Task description: Can all of these lines be returned exactly?
---
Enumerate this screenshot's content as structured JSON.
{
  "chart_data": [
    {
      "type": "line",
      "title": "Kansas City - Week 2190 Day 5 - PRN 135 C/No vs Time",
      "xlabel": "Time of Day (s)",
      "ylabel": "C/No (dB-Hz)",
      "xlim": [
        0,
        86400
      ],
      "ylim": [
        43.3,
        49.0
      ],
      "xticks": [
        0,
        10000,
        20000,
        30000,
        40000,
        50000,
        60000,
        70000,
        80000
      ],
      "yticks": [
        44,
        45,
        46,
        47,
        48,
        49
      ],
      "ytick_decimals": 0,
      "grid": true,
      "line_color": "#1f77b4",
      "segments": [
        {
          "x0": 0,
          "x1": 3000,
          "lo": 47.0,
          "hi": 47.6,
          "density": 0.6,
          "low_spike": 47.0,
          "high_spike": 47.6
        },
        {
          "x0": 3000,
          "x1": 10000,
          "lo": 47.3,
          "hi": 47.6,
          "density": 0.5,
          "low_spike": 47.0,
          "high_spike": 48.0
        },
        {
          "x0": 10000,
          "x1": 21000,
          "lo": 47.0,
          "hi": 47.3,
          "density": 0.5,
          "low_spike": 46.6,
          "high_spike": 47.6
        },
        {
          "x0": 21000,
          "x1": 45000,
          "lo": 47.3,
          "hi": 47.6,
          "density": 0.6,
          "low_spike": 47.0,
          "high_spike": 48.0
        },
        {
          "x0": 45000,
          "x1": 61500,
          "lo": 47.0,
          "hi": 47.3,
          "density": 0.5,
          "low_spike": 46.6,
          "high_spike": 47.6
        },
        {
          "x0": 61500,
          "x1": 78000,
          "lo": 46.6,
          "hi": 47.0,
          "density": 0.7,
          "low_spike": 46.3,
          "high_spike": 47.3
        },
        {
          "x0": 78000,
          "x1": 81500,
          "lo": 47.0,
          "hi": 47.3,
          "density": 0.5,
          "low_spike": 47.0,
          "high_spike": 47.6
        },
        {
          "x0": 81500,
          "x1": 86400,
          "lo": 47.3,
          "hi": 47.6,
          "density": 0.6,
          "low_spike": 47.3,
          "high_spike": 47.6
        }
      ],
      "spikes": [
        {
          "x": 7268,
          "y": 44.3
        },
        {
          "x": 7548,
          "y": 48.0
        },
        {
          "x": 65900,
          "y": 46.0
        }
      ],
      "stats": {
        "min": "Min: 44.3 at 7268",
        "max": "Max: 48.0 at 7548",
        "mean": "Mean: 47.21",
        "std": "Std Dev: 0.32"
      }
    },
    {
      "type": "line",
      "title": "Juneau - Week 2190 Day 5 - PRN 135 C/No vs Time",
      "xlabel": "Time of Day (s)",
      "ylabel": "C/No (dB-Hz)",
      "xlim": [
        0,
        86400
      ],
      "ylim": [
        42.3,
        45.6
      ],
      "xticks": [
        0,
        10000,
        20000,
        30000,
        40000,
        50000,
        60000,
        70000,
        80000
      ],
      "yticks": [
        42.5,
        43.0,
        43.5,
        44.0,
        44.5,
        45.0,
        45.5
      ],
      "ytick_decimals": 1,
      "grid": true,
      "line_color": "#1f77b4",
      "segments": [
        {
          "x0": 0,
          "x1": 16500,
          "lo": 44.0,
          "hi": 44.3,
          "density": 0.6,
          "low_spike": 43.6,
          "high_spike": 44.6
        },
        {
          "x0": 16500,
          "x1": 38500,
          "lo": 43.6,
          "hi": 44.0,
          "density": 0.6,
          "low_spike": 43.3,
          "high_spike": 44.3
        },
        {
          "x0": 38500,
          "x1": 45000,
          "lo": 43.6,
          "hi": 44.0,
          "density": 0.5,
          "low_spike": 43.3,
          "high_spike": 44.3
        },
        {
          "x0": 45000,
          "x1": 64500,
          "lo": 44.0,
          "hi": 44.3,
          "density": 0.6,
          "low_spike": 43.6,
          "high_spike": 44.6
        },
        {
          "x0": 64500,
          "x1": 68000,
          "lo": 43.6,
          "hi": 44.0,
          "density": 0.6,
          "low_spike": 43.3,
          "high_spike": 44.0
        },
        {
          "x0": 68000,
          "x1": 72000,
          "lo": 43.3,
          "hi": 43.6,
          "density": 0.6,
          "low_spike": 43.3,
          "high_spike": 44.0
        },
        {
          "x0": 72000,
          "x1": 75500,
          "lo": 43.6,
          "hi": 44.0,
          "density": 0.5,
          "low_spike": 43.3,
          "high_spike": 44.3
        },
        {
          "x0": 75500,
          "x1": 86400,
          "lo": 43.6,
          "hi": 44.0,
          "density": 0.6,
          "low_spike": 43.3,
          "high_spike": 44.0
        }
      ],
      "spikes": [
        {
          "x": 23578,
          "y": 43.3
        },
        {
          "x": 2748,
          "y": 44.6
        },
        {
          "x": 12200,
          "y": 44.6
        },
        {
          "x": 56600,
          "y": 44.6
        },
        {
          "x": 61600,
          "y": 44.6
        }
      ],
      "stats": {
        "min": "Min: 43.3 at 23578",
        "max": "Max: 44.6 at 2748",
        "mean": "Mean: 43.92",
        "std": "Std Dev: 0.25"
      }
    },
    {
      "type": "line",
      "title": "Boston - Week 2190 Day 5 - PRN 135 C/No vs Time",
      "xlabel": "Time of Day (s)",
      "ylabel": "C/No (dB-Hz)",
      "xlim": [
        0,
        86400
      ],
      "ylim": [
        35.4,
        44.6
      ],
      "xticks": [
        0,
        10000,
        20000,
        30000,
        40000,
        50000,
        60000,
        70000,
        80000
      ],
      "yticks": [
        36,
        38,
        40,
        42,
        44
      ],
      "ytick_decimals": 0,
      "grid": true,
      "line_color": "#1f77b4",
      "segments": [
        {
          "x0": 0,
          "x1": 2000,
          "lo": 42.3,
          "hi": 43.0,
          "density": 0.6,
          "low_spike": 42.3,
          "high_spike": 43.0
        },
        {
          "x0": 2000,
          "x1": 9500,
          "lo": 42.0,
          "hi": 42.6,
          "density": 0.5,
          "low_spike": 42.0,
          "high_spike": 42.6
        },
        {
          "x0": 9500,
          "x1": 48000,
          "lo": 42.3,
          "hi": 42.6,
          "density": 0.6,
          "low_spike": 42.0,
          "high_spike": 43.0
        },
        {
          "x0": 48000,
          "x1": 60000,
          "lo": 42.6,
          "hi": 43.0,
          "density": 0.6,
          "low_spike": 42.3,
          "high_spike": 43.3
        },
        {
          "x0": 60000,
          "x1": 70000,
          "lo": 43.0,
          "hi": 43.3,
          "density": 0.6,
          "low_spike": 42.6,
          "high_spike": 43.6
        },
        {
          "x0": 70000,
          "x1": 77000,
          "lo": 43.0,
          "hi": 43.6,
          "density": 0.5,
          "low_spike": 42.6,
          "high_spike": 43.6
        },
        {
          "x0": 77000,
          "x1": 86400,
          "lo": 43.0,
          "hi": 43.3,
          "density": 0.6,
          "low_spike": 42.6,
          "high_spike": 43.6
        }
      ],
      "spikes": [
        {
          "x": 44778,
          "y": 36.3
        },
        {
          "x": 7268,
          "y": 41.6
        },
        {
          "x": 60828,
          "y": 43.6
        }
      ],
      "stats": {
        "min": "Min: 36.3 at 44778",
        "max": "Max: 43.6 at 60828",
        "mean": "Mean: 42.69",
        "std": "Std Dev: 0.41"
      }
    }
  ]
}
---
Answer for the task:
Enumerate this screenshot's content as structured JSON.
{
  "chart_data": [
    {
      "type": "line",
      "title": "Kansas City - Week 2190 Day 5 - PRN 135 C/No vs Time",
      "xlabel": "Time of Day (s)",
      "ylabel": "C/No (dB-Hz)",
      "xlim": [
        0,
        86400
      ],
      "ylim": [
        43.3,
        49.0
      ],
      "xticks": [
        0,
        10000,
        20000,
        30000,
        40000,
        50000,
        60000,
        70000,
        80000
      ],
      "yticks": [
        44,
        45,
        46,
        47,
        48,
        49
      ],
      "ytick_decimals": 0,
      "grid": true,
      "line_color": "#1f77b4",
      "segments": [
        {
          "x0": 0,
          "x1": 3000,
          "lo": 47.0,
          "hi": 47.6,
          "density": 0.6,
          "low_spike": 47.0,
          "high_spike": 47.6
        },
        {
          "x0": 3000,
          "x1": 10000,
          "lo": 47.3,
          "hi": 47.6,
          "density": 0.5,
          "low_spike": 47.0,
          "high_spike": 48.0
        },
        {
          "x0": 10000,
          "x1": 21000,
          "lo": 47.0,
          "hi": 47.3,
          "density": 0.5,
          "low_spike": 46.6,
          "high_spike": 47.6
        },
        {
          "x0": 21000,
          "x1": 45000,
          "lo": 47.3,
          "hi": 47.6,
          "density": 0.6,
          "low_spike": 47.0,
          "high_spike": 48.0
        },
        {
          "x0": 45000,
          "x1": 61500,
          "lo": 47.0,
          "hi": 47.3,
          "density": 0.5,
          "low_spike": 46.6,
          "high_spike": 47.6
        },
        {
          "x0": 61500,
          "x1": 78000,
          "lo": 46.6,
          "hi": 47.0,
          "density": 0.7,
          "low_spike": 46.3,
          "high_spike": 47.3
        },
        {
          "x0": 78000,
          "x1": 81500,
          "lo": 47.0,
          "hi": 47.3,
          "density": 0.5,
          "low_spike": 47.0,
          "high_spike": 47.6
        },
        {
          "x0": 81500,
          "x1": 86400,
          "lo": 47.3,
          "hi": 47.6,
          "density": 0.6,
          "low_spike": 47.3,
          "high_spike": 47.6
        }
      ],
      "spikes": [
        {
          "x": 7268,
          "y": 44.3
        },
        {
          "x": 7548,
          "y": 48.0
        },
        {
          "x": 65900,
          "y": 46.0
        }
      ],
      "stats": {
        "min": "Min: 44.3 at 7268",
        "max": "Max: 48.0 at 7548",
        "mean": "Mean: 47.21",
        "std": "Std Dev: 0.32"
      }
    },
    {
      "type": "line",
      "title": "Juneau - Week 2190 Day 5 - PRN 135 C/No vs Time",
      "xlabel": "Time of Day (s)",
      "ylabel": "C/No (dB-Hz)",
      "xlim": [
        0,
        86400
      ],
      "ylim": [
        42.3,
        45.6
      ],
      "xticks": [
        0,
        10000,
        20000,
        30000,
        40000,
        50000,
        60000,
        70000,
        80000
      ],
      "yticks": [
        42.5,
        43.0,
        43.5,
        44.0,
        44.5,
        45.0,
        45.5
      ],
      "ytick_decimals": 1,
      "grid": true,
      "line_color": "#1f77b4",
      "segments": [
        {
          "x0": 0,
          "x1": 16500,
          "lo": 44.0,
          "hi": 44.3,
          "density": 0.6,
          "low_spike": 43.6,
          "high_spike": 44.6
        },
        {
          "x0": 16500,
          "x1": 38500,
          "lo": 43.6,
          "hi": 44.0,
          "density": 0.6,
          "low_spike": 43.3,
          "high_spike": 44.3
        },
        {
          "x0": 38500,
          "x1": 45000,
          "lo": 43.6,
          "hi": 44.0,
          "density": 0.5,
          "low_spike": 43.3,
          "high_spike": 44.3
        },
        {
          "x0": 45000,
          "x1": 64500,
          "lo": 44.0,
          "hi": 44.3,
          "density": 0.6,
          "low_spike": 43.6,
          "high_spike": 44.6
        },
        {
          "x0": 64500,
          "x1": 68000,
          "lo": 43.6,
          "hi": 44.0,
          "density": 0.6,
          "low_spike": 43.3,
          "high_spike": 44.0
        },
        {
          "x0": 68000,
          "x1": 72000,
          "lo": 43.3,
          "hi": 43.6,
          "density": 0.6,
          "low_spike": 43.3,
          "high_spike": 44.0
        },
        {
          "x0": 72000,
          "x1": 75500,
          "lo": 43.6,
          "hi": 44.0,
          "density": 0.5,
          "low_spike": 43.3,
          "high_spike": 44.3
        },
        {
          "x0": 75500,
          "x1": 86400,
          "lo": 43.6,
          "hi": 44.0,
          "density": 0.6,
          "low_spike": 43.3,
          "high_spike": 44.0
        }
      ],
      "spikes": [
        {
          "x": 23578,
          "y": 43.3
        },
        {
          "x": 2748,
          "y": 44.6
        },
        {
          "x": 12200,
          "y": 44.6
        },
        {
          "x": 56600,
          "y": 44.6
        },
        {
          "x": 61600,
          "y": 44.6
        }
      ],
      "stats": {
        "min": "Min: 43.3 at 23578",
        "max": "Max: 44.6 at 2748",
        "mean": "Mean: 43.92",
        "std": "Std Dev: 0.25"
      }
    },
    {
      "type": "line",
      "title": "Boston - Week 2190 Day 5 - PRN 135 C/No vs Time",
      "xlabel": "Time of Day (s)",
      "ylabel": "C/No (dB-Hz)",
      "xlim": [
        0,
        86400
      ],
      "ylim": [
        35.4,
        44.6
      ],
      "xticks": [
        0,
        10000,
        20000,
        30000,
        40000,
        50000,
        60000,
        70000,
        80000
      ],
      "yticks": [
        36,
        38,
        40,
        42,
        44
      ],
      "ytick_decimals": 0,
      "grid": true,
      "line_color": "#1f77b4",
      "segments": [
        {
          "x0": 0,
          "x1": 2000,
          "lo": 42.3,
          "hi": 43.0,
          "density": 0.6,
          "low_spike": 42.3,
          "high_spike": 43.0
        },
        {
          "x0": 2000,
          "x1": 9500,
          "lo": 42.0,
          "hi": 42.6,
          "density": 0.5,
          "low_spike": 42.0,
          "high_spike": 42.6
        },
        {
          "x0": 9500,
          "x1": 48000,
          "lo": 42.3,
          "hi": 42.6,
          "density": 0.6,
          "low_spike": 42.0,
          "high_spike": 43.0
        },
        {
          "x0": 48000,
          "x1": 60000,
          "lo": 42.6,
          "hi": 43.0,
          "density": 0.6,
          "low_spike": 42.3,
          "high_spike": 43.3
        },
        {
          "x0": 60000,
          "x1": 70000,
          "lo": 43.0,
          "hi": 43.3,
          "density": 0.6,
          "low_spike": 42.6,
          "high_spike": 43.6
        },
        {
          "x0": 70000,
          "x1": 77000,
          "lo": 43.0,
          "hi": 43.6,
          "density": 0.5,
          "low_spike": 42.6,
          "high_spike": 43.6
        },
        {
          "x0": 77000,
          "x1": 86400,
          "lo": 43.0,
          "hi": 43.3,
          "density": 0.6,
          "low_spike": 42.6,
          "high_spike": 43.6
        }
      ],
      "spikes": [
        {
          "x": 44778,
          "y": 36.3
        },
        {
          "x": 7268,
          "y": 41.6
        },
        {
          "x": 60828,
          "y": 43.6
        }
      ],
      "stats": {
        "min": "Min: 36.3 at 44778",
        "max": "Max: 43.6 at 60828",
        "mean": "Mean: 42.69",
        "std": "Std Dev: 0.41"
      }
    }
  ]
}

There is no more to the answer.